[BEGIN]

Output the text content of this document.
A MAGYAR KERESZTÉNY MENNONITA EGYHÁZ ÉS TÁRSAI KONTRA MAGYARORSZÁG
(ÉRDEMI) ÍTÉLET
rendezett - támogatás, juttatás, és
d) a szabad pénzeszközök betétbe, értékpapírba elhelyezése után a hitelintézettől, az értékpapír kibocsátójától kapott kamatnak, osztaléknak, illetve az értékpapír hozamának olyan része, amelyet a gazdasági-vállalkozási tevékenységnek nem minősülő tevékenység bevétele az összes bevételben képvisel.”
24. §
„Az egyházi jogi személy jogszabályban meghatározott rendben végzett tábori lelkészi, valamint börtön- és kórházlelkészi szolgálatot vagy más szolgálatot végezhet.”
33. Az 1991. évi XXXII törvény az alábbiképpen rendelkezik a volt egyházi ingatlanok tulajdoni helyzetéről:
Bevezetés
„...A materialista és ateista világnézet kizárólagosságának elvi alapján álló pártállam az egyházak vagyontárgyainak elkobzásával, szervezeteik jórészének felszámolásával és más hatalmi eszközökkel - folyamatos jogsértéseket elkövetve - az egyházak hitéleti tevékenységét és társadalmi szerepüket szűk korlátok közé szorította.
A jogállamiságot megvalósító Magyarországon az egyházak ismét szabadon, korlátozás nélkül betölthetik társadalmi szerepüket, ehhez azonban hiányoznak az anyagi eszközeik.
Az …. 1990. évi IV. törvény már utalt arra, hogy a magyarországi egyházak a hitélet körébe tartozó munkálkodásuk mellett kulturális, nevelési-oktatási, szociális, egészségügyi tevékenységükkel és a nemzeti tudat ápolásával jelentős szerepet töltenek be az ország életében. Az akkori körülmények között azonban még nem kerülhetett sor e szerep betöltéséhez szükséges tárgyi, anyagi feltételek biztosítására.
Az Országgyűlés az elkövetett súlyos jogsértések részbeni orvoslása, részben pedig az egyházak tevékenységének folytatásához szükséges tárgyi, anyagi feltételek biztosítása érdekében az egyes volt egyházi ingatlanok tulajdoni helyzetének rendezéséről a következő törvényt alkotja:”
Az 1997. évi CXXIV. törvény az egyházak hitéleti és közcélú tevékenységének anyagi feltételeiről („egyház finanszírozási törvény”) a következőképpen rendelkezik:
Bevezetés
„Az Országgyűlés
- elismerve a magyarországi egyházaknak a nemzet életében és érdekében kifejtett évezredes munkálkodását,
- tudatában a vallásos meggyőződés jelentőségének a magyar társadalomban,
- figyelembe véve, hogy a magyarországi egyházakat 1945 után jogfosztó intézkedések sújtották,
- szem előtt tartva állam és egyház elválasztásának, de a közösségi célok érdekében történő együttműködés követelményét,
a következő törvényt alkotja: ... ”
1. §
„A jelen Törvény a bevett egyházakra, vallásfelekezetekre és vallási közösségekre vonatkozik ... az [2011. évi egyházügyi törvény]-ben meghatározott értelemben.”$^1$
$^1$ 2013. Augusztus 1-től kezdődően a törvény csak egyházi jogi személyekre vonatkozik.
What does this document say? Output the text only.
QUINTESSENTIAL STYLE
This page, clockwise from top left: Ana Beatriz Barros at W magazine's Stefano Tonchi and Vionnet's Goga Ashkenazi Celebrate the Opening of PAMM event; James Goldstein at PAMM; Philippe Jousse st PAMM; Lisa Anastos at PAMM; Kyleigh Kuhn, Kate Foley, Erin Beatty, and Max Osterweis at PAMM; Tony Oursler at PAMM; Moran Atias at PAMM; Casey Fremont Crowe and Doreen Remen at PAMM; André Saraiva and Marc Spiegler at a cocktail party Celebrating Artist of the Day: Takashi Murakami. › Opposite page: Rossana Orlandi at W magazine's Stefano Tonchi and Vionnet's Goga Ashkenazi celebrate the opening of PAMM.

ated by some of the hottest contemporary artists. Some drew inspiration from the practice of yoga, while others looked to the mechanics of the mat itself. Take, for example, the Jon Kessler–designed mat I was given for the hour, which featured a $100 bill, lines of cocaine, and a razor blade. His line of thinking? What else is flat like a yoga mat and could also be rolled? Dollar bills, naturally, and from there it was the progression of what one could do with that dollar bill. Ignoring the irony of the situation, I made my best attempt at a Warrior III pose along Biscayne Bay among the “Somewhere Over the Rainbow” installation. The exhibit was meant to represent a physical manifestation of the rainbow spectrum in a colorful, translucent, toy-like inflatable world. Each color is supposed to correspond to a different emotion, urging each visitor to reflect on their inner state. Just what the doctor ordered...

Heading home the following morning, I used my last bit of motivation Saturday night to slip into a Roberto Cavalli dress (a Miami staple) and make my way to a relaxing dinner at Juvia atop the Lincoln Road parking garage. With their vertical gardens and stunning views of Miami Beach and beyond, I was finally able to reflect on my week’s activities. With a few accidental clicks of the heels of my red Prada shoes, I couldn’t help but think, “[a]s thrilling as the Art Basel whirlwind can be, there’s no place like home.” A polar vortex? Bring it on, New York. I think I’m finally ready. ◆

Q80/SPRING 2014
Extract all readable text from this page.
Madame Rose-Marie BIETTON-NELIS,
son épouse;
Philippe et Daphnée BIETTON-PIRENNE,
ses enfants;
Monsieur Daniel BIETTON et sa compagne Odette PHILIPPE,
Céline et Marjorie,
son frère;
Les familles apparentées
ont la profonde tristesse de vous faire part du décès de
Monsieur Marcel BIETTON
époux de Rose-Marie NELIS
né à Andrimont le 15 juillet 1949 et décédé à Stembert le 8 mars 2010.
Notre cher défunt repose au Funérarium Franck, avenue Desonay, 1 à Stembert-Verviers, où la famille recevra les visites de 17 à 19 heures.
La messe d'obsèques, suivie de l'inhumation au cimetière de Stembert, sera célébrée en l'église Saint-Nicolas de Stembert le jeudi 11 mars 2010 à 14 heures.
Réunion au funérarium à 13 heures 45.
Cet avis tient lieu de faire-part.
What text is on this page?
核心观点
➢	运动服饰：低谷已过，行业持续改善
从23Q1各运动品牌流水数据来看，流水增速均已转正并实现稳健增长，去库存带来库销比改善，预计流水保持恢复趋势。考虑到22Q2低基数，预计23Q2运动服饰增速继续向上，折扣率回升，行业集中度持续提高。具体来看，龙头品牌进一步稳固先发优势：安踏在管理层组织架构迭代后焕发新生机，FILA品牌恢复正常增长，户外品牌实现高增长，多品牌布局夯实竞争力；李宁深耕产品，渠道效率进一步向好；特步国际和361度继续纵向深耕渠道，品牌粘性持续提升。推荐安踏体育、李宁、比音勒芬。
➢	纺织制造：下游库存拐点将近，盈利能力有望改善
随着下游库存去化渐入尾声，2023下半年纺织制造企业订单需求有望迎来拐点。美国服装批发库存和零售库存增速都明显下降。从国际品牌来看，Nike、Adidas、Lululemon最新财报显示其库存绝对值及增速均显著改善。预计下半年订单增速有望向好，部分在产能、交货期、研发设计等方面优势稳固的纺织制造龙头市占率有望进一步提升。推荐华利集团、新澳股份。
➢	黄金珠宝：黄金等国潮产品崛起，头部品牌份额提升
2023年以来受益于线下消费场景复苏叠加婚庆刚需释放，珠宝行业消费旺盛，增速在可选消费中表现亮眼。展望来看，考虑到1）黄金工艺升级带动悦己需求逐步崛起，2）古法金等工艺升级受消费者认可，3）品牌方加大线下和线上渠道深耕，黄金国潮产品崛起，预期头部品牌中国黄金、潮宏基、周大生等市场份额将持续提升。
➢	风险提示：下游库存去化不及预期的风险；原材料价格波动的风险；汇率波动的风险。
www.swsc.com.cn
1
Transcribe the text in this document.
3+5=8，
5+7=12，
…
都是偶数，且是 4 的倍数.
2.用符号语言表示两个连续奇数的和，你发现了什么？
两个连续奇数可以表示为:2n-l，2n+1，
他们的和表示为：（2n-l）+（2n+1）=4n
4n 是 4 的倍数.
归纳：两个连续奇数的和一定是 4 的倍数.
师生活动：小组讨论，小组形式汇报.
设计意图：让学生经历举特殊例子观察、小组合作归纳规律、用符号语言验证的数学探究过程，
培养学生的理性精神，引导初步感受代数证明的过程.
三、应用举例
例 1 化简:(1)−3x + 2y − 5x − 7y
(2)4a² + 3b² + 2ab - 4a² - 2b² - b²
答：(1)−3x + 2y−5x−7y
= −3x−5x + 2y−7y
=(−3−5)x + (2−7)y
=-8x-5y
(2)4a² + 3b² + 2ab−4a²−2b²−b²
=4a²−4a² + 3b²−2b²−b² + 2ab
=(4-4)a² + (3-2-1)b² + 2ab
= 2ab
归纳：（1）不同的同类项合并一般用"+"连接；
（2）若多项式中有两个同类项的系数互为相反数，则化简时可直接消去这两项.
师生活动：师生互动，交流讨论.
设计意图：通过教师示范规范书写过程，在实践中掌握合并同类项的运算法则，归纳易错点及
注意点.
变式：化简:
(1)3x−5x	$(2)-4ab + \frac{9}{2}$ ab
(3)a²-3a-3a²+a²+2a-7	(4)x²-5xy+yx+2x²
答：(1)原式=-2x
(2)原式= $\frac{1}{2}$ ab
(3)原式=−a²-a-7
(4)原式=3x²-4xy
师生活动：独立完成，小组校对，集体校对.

[END]

**Task description:**
Transcribe the records above exactly, but only from the line that contains "What text is on this page?" through their final line, inclusive.

**Task solution:**
What text is on this page?
核心观点
➢	运动服饰：低谷已过，行业持续改善
从23Q1各运动品牌流水数据来看，流水增速均已转正并实现稳健增长，去库存带来库销比改善，预计流水保持恢复趋势。考虑到22Q2低基数，预计23Q2运动服饰增速继续向上，折扣率回升，行业集中度持续提高。具体来看，龙头品牌进一步稳固先发优势：安踏在管理层组织架构迭代后焕发新生机，FILA品牌恢复正常增长，户外品牌实现高增长，多品牌布局夯实竞争力；李宁深耕产品，渠道效率进一步向好；特步国际和361度继续纵向深耕渠道，品牌粘性持续提升。推荐安踏体育、李宁、比音勒芬。
➢	纺织制造：下游库存拐点将近，盈利能力有望改善
随着下游库存去化渐入尾声，2023下半年纺织制造企业订单需求有望迎来拐点。美国服装批发库存和零售库存增速都明显下降。从国际品牌来看，Nike、Adidas、Lululemon最新财报显示其库存绝对值及增速均显著改善。预计下半年订单增速有望向好，部分在产能、交货期、研发设计等方面优势稳固的纺织制造龙头市占率有望进一步提升。推荐华利集团、新澳股份。
➢	黄金珠宝：黄金等国潮产品崛起，头部品牌份额提升
2023年以来受益于线下消费场景复苏叠加婚庆刚需释放，珠宝行业消费旺盛，增速在可选消费中表现亮眼。展望来看，考虑到1）黄金工艺升级带动悦己需求逐步崛起，2）古法金等工艺升级受消费者认可，3）品牌方加大线下和线上渠道深耕，黄金国潮产品崛起，预期头部品牌中国黄金、潮宏基、周大生等市场份额将持续提升。
➢	风险提示：下游库存去化不及预期的风险；原材料价格波动的风险；汇率波动的风险。
www.swsc.com.cn
1
Transcribe the text in this document.
3+5=8，
5+7=12，
…
都是偶数，且是 4 的倍数.
2.用符号语言表示两个连续奇数的和，你发现了什么？
两个连续奇数可以表示为:2n-l，2n+1，
他们的和表示为：（2n-l）+（2n+1）=4n
4n 是 4 的倍数.
归纳：两个连续奇数的和一定是 4 的倍数.
师生活动：小组讨论，小组形式汇报.
设计意图：让学生经历举特殊例子观察、小组合作归纳规律、用符号语言验证的数学探究过程，
培养学生的理性精神，引导初步感受代数证明的过程.
三、应用举例
例 1 化简:(1)−3x + 2y − 5x − 7y
(2)4a² + 3b² + 2ab - 4a² - 2b² - b²
答：(1)−3x + 2y−5x−7y
= −3x−5x + 2y−7y
=(−3−5)x + (2−7)y
=-8x-5y
(2)4a² + 3b² + 2ab−4a²−2b²−b²
=4a²−4a² + 3b²−2b²−b² + 2ab
=(4-4)a² + (3-2-1)b² + 2ab
= 2ab
归纳：（1）不同的同类项合并一般用"+"连接；
（2）若多项式中有两个同类项的系数互为相反数，则化简时可直接消去这两项.
师生活动：师生互动，交流讨论.
设计意图：通过教师示范规范书写过程，在实践中掌握合并同类项的运算法则，归纳易错点及
注意点.
变式：化简:
(1)3x−5x	$(2)-4ab + \frac{9}{2}$ ab
(3)a²-3a-3a²+a²+2a-7	(4)x²-5xy+yx+2x²
答：(1)原式=-2x
(2)原式= $\frac{1}{2}$ ab
(3)原式=−a²-a-7
(4)原式=3x²-4xy
师生活动：独立完成，小组校对，集体校对.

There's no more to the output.